▶ PROBLEM
Count the lines in the records that contain the string "swatch", matching case exactly, and reply with only the number.

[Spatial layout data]
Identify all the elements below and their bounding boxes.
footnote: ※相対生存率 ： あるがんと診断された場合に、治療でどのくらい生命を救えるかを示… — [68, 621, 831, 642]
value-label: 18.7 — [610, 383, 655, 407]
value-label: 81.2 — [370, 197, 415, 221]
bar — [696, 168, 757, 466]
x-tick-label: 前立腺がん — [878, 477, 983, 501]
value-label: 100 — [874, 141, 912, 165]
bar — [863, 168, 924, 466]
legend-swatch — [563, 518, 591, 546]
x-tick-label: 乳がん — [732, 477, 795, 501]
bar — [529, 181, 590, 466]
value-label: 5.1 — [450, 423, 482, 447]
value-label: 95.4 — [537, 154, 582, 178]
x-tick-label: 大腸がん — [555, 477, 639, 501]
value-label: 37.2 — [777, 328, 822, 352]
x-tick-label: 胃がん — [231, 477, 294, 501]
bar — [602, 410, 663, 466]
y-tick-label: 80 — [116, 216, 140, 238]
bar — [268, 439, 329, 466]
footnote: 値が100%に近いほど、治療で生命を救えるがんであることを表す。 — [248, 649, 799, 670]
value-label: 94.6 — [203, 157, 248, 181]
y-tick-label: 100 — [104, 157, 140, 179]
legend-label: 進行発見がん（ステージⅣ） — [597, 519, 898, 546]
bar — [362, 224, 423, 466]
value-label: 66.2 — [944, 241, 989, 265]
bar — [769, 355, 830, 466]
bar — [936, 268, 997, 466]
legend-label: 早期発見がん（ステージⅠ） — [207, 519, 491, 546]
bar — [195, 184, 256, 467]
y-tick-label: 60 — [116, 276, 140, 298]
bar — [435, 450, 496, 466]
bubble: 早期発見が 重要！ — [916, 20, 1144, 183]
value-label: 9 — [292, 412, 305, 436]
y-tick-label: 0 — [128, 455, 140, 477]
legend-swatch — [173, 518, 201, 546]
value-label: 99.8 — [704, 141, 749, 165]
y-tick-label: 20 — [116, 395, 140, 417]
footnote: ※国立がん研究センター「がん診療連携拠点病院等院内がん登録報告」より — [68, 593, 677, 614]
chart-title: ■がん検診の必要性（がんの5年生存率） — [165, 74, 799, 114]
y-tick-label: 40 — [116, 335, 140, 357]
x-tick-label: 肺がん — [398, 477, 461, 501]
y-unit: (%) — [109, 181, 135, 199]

▶ EXPECTED OUTPUT
2